→ WHAT YOU ARE ASKED TO DO:
Go through the material and write it all out exactly, minus the pictures.

╭─ DATASET RECORDS

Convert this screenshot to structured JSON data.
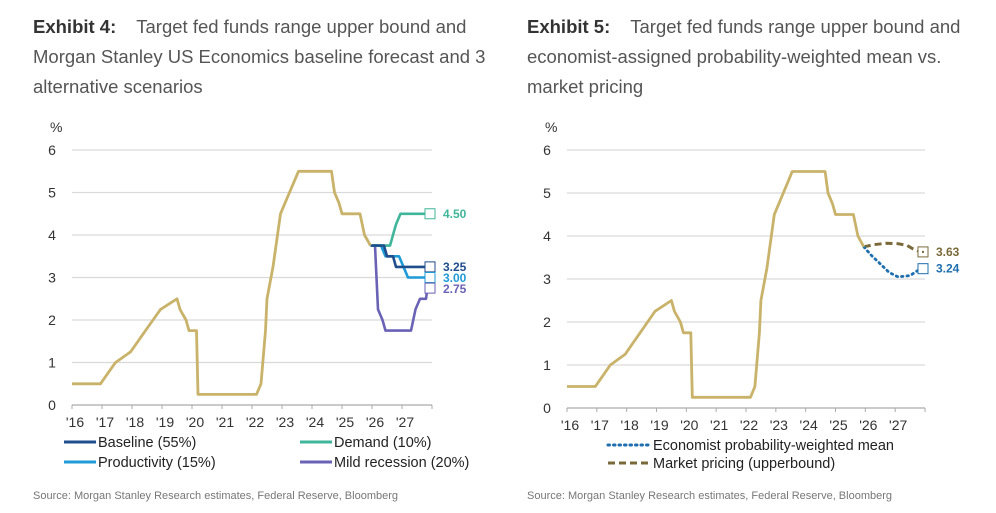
{
  "exhibits": [
    {
      "label": "Exhibit 4:",
      "title": "Target fed funds range upper bound and Morgan Stanley US Economics baseline forecast and 3 alternative scenarios",
      "source": "Source: Morgan Stanley Research estimates, Federal Reserve, Bloomberg"
    },
    {
      "label": "Exhibit 5:",
      "title": "Target fed funds range upper bound and economist-assigned probability-weighted mean vs. market pricing",
      "source": "Source: Morgan Stanley Research estimates, Federal Reserve, Bloomberg"
    }
  ],
  "chart_data": [
    {
      "type": "line",
      "title": "Target fed funds range upper bound and Morgan Stanley US Economics baseline forecast and 3 alternative scenarios",
      "ylabel": "%",
      "ylim": [
        0,
        6
      ],
      "yticks": [
        "0",
        "1",
        "2",
        "3",
        "4",
        "5",
        "6"
      ],
      "xlim": [
        2016,
        2028
      ],
      "xticks": [
        "'16",
        "'17",
        "'18",
        "'19",
        "'20",
        "'21",
        "'22",
        "'23",
        "'24",
        "'25",
        "'26",
        "'27"
      ],
      "grid": true,
      "legend_position": "bottom",
      "history": {
        "name": "Target fed funds upper bound",
        "color": "#c9b26a",
        "points": [
          [
            2016.0,
            0.5
          ],
          [
            2016.95,
            0.5
          ],
          [
            2017.2,
            0.75
          ],
          [
            2017.45,
            1.0
          ],
          [
            2017.95,
            1.25
          ],
          [
            2018.2,
            1.5
          ],
          [
            2018.45,
            1.75
          ],
          [
            2018.7,
            2.0
          ],
          [
            2018.95,
            2.25
          ],
          [
            2019.5,
            2.5
          ],
          [
            2019.6,
            2.25
          ],
          [
            2019.8,
            2.0
          ],
          [
            2019.9,
            1.75
          ],
          [
            2020.15,
            1.75
          ],
          [
            2020.2,
            0.25
          ],
          [
            2022.15,
            0.25
          ],
          [
            2022.3,
            0.5
          ],
          [
            2022.45,
            1.75
          ],
          [
            2022.5,
            2.5
          ],
          [
            2022.7,
            3.25
          ],
          [
            2022.95,
            4.5
          ],
          [
            2023.1,
            4.75
          ],
          [
            2023.25,
            5.0
          ],
          [
            2023.4,
            5.25
          ],
          [
            2023.55,
            5.5
          ],
          [
            2024.65,
            5.5
          ],
          [
            2024.75,
            5.0
          ],
          [
            2024.9,
            4.75
          ],
          [
            2025.0,
            4.5
          ],
          [
            2025.6,
            4.5
          ],
          [
            2025.75,
            4.0
          ],
          [
            2025.95,
            3.75
          ]
        ]
      },
      "series": [
        {
          "name": "Baseline (55%)",
          "color": "#1f4e8c",
          "end_value": 3.25,
          "points": [
            [
              2025.95,
              3.75
            ],
            [
              2026.4,
              3.75
            ],
            [
              2026.5,
              3.5
            ],
            [
              2026.7,
              3.5
            ],
            [
              2026.8,
              3.25
            ],
            [
              2027.85,
              3.25
            ]
          ]
        },
        {
          "name": "Demand (10%)",
          "color": "#3fb59a",
          "end_value": 4.5,
          "points": [
            [
              2025.95,
              3.75
            ],
            [
              2026.6,
              3.75
            ],
            [
              2026.7,
              4.0
            ],
            [
              2026.8,
              4.25
            ],
            [
              2026.95,
              4.5
            ],
            [
              2027.85,
              4.5
            ]
          ]
        },
        {
          "name": "Productivity (15%)",
          "color": "#1e9ad6",
          "end_value": 3.0,
          "points": [
            [
              2025.95,
              3.75
            ],
            [
              2026.3,
              3.75
            ],
            [
              2026.45,
              3.5
            ],
            [
              2026.9,
              3.5
            ],
            [
              2027.05,
              3.25
            ],
            [
              2027.2,
              3.0
            ],
            [
              2027.85,
              3.0
            ]
          ]
        },
        {
          "name": "Mild recession (20%)",
          "color": "#6a62b5",
          "end_value": 2.75,
          "points": [
            [
              2025.95,
              3.75
            ],
            [
              2026.1,
              3.75
            ],
            [
              2026.2,
              2.25
            ],
            [
              2026.35,
              2.0
            ],
            [
              2026.45,
              1.75
            ],
            [
              2027.3,
              1.75
            ],
            [
              2027.45,
              2.25
            ],
            [
              2027.6,
              2.5
            ],
            [
              2027.8,
              2.5
            ],
            [
              2027.85,
              2.75
            ]
          ]
        }
      ],
      "end_labels": [
        "4.50",
        "3.25",
        "3.00",
        "2.75"
      ]
    },
    {
      "type": "line",
      "title": "Target fed funds range upper bound and economist-assigned probability-weighted mean vs. market pricing",
      "ylabel": "%",
      "ylim": [
        0,
        6
      ],
      "yticks": [
        "0",
        "1",
        "2",
        "3",
        "4",
        "5",
        "6"
      ],
      "xlim": [
        2016,
        2028
      ],
      "xticks": [
        "'16",
        "'17",
        "'18",
        "'19",
        "'20",
        "'21",
        "'22",
        "'23",
        "'24",
        "'25",
        "'26",
        "'27"
      ],
      "grid": true,
      "legend_position": "bottom",
      "history": {
        "name": "Target fed funds upper bound",
        "color": "#c9b26a",
        "points": [
          [
            2016.0,
            0.5
          ],
          [
            2016.95,
            0.5
          ],
          [
            2017.2,
            0.75
          ],
          [
            2017.45,
            1.0
          ],
          [
            2017.95,
            1.25
          ],
          [
            2018.2,
            1.5
          ],
          [
            2018.45,
            1.75
          ],
          [
            2018.7,
            2.0
          ],
          [
            2018.95,
            2.25
          ],
          [
            2019.5,
            2.5
          ],
          [
            2019.6,
            2.25
          ],
          [
            2019.8,
            2.0
          ],
          [
            2019.9,
            1.75
          ],
          [
            2020.15,
            1.75
          ],
          [
            2020.2,
            0.25
          ],
          [
            2022.15,
            0.25
          ],
          [
            2022.3,
            0.5
          ],
          [
            2022.45,
            1.75
          ],
          [
            2022.5,
            2.5
          ],
          [
            2022.7,
            3.25
          ],
          [
            2022.95,
            4.5
          ],
          [
            2023.1,
            4.75
          ],
          [
            2023.25,
            5.0
          ],
          [
            2023.4,
            5.25
          ],
          [
            2023.55,
            5.5
          ],
          [
            2024.65,
            5.5
          ],
          [
            2024.75,
            5.0
          ],
          [
            2024.9,
            4.75
          ],
          [
            2025.0,
            4.5
          ],
          [
            2025.6,
            4.5
          ],
          [
            2025.75,
            4.0
          ],
          [
            2025.95,
            3.75
          ]
        ]
      },
      "series": [
        {
          "name": "Economist probability-weighted mean",
          "color": "#1e6fb0",
          "style": "dotted",
          "end_value": 3.24,
          "points": [
            [
              2025.95,
              3.75
            ],
            [
              2026.2,
              3.55
            ],
            [
              2026.5,
              3.35
            ],
            [
              2026.8,
              3.15
            ],
            [
              2027.1,
              3.05
            ],
            [
              2027.5,
              3.08
            ],
            [
              2027.85,
              3.24
            ]
          ]
        },
        {
          "name": "Market pricing (upperbound)",
          "color": "#7a6a3a",
          "style": "dashed",
          "end_value": 3.63,
          "points": [
            [
              2025.95,
              3.75
            ],
            [
              2026.3,
              3.8
            ],
            [
              2026.7,
              3.83
            ],
            [
              2027.1,
              3.82
            ],
            [
              2027.4,
              3.78
            ],
            [
              2027.6,
              3.7
            ],
            [
              2027.85,
              3.63
            ]
          ]
        }
      ],
      "end_labels": [
        "3.63",
        "3.24"
      ]
    }
  ]
}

╰─

→ ANSWER:
Convert this screenshot to structured JSON data.
{
  "exhibits": [
    {
      "label": "Exhibit 4:",
      "title": "Target fed funds range upper bound and Morgan Stanley US Economics baseline forecast and 3 alternative scenarios",
      "source": "Source: Morgan Stanley Research estimates, Federal Reserve, Bloomberg"
    },
    {
      "label": "Exhibit 5:",
      "title": "Target fed funds range upper bound and economist-assigned probability-weighted mean vs. market pricing",
      "source": "Source: Morgan Stanley Research estimates, Federal Reserve, Bloomberg"
    }
  ],
  "chart_data": [
    {
      "type": "line",
      "title": "Target fed funds range upper bound and Morgan Stanley US Economics baseline forecast and 3 alternative scenarios",
      "ylabel": "%",
      "ylim": [
        0,
        6
      ],
      "yticks": [
        "0",
        "1",
        "2",
        "3",
        "4",
        "5",
        "6"
      ],
      "xlim": [
        2016,
        2028
      ],
      "xticks": [
        "'16",
        "'17",
        "'18",
        "'19",
        "'20",
        "'21",
        "'22",
        "'23",
        "'24",
        "'25",
        "'26",
        "'27"
      ],
      "grid": true,
      "legend_position": "bottom",
      "history": {
        "name": "Target fed funds upper bound",
        "color": "#c9b26a",
        "points": [
          [
            2016.0,
            0.5
          ],
          [
            2016.95,
            0.5
          ],
          [
            2017.2,
            0.75
          ],
          [
            2017.45,
            1.0
          ],
          [
            2017.95,
            1.25
          ],
          [
            2018.2,
            1.5
          ],
          [
            2018.45,
            1.75
          ],
          [
            2018.7,
            2.0
          ],
          [
            2018.95,
            2.25
          ],
          [
            2019.5,
            2.5
          ],
          [
            2019.6,
            2.25
          ],
          [
            2019.8,
            2.0
          ],
          [
            2019.9,
            1.75
          ],
          [
            2020.15,
            1.75
          ],
          [
            2020.2,
            0.25
          ],
          [
            2022.15,
            0.25
          ],
          [
            2022.3,
            0.5
          ],
          [
            2022.45,
            1.75
          ],
          [
            2022.5,
            2.5
          ],
          [
            2022.7,
            3.25
          ],
          [
            2022.95,
            4.5
          ],
          [
            2023.1,
            4.75
          ],
          [
            2023.25,
            5.0
          ],
          [
            2023.4,
            5.25
          ],
          [
            2023.55,
            5.5
          ],
          [
            2024.65,
            5.5
          ],
          [
            2024.75,
            5.0
          ],
          [
            2024.9,
            4.75
          ],
          [
            2025.0,
            4.5
          ],
          [
            2025.6,
            4.5
          ],
          [
            2025.75,
            4.0
          ],
          [
            2025.95,
            3.75
          ]
        ]
      },
      "series": [
        {
          "name": "Baseline (55%)",
          "color": "#1f4e8c",
          "end_value": 3.25,
          "points": [
            [
              2025.95,
              3.75
            ],
            [
              2026.4,
              3.75
            ],
            [
              2026.5,
              3.5
            ],
            [
              2026.7,
              3.5
            ],
            [
              2026.8,
              3.25
            ],
            [
              2027.85,
              3.25
            ]
          ]
        },
        {
          "name": "Demand (10%)",
          "color": "#3fb59a",
          "end_value": 4.5,
          "points": [
            [
              2025.95,
              3.75
            ],
            [
              2026.6,
              3.75
            ],
            [
              2026.7,
              4.0
            ],
            [
              2026.8,
              4.25
            ],
            [
              2026.95,
              4.5
            ],
            [
              2027.85,
              4.5
            ]
          ]
        },
        {
          "name": "Productivity (15%)",
          "color": "#1e9ad6",
          "end_value": 3.0,
          "points": [
            [
              2025.95,
              3.75
            ],
            [
              2026.3,
              3.75
            ],
            [
              2026.45,
              3.5
            ],
            [
              2026.9,
              3.5
            ],
            [
              2027.05,
              3.25
            ],
            [
              2027.2,
              3.0
            ],
            [
              2027.85,
              3.0
            ]
          ]
        },
        {
          "name": "Mild recession (20%)",
          "color": "#6a62b5",
          "end_value": 2.75,
          "points": [
            [
              2025.95,
              3.75
            ],
            [
              2026.1,
              3.75
            ],
            [
              2026.2,
              2.25
            ],
            [
              2026.35,
              2.0
            ],
            [
              2026.45,
              1.75
            ],
            [
              2027.3,
              1.75
            ],
            [
              2027.45,
              2.25
            ],
            [
              2027.6,
              2.5
            ],
            [
              2027.8,
              2.5
            ],
            [
              2027.85,
              2.75
            ]
          ]
        }
      ],
      "end_labels": [
        "4.50",
        "3.25",
        "3.00",
        "2.75"
      ]
    },
    {
      "type": "line",
      "title": "Target fed funds range upper bound and economist-assigned probability-weighted mean vs. market pricing",
      "ylabel": "%",
      "ylim": [
        0,
        6
      ],
      "yticks": [
        "0",
        "1",
        "2",
        "3",
        "4",
        "5",
        "6"
      ],
      "xlim": [
        2016,
        2028
      ],
      "xticks": [
        "'16",
        "'17",
        "'18",
        "'19",
        "'20",
        "'21",
        "'22",
        "'23",
        "'24",
        "'25",
        "'26",
        "'27"
      ],
      "grid": true,
      "legend_position": "bottom",
      "history": {
        "name": "Target fed funds upper bound",
        "color": "#c9b26a",
        "points": [
          [
            2016.0,
            0.5
          ],
          [
            2016.95,
            0.5
          ],
          [
            2017.2,
            0.75
          ],
          [
            2017.45,
            1.0
          ],
          [
            2017.95,
            1.25
          ],
          [
            2018.2,
            1.5
          ],
          [
            2018.45,
            1.75
          ],
          [
            2018.7,
            2.0
          ],
          [
            2018.95,
            2.25
          ],
          [
            2019.5,
            2.5
          ],
          [
            2019.6,
            2.25
          ],
          [
            2019.8,
            2.0
          ],
          [
            2019.9,
            1.75
          ],
          [
            2020.15,
            1.75
          ],
          [
            2020.2,
            0.25
          ],
          [
            2022.15,
            0.25
          ],
          [
            2022.3,
            0.5
          ],
          [
            2022.45,
            1.75
          ],
          [
            2022.5,
            2.5
          ],
          [
            2022.7,
            3.25
          ],
          [
            2022.95,
            4.5
          ],
          [
            2023.1,
            4.75
          ],
          [
            2023.25,
            5.0
          ],
          [
            2023.4,
            5.25
          ],
          [
            2023.55,
            5.5
          ],
          [
            2024.65,
            5.5
          ],
          [
            2024.75,
            5.0
          ],
          [
            2024.9,
            4.75
          ],
          [
            2025.0,
            4.5
          ],
          [
            2025.6,
            4.5
          ],
          [
            2025.75,
            4.0
          ],
          [
            2025.95,
            3.75
          ]
        ]
      },
      "series": [
        {
          "name": "Economist probability-weighted mean",
          "color": "#1e6fb0",
          "style": "dotted",
          "end_value": 3.24,
          "points": [
            [
              2025.95,
              3.75
            ],
            [
              2026.2,
              3.55
            ],
            [
              2026.5,
              3.35
            ],
            [
              2026.8,
              3.15
            ],
            [
              2027.1,
              3.05
            ],
            [
              2027.5,
              3.08
            ],
            [
              2027.85,
              3.24
            ]
          ]
        },
        {
          "name": "Market pricing (upperbound)",
          "color": "#7a6a3a",
          "style": "dashed",
          "end_value": 3.63,
          "points": [
            [
              2025.95,
              3.75
            ],
            [
              2026.3,
              3.8
            ],
            [
              2026.7,
              3.83
            ],
            [
              2027.1,
              3.82
            ],
            [
              2027.4,
              3.78
            ],
            [
              2027.6,
              3.7
            ],
            [
              2027.85,
              3.63
            ]
          ]
        }
      ],
      "end_labels": [
        "3.63",
        "3.24"
      ]
    }
  ]
}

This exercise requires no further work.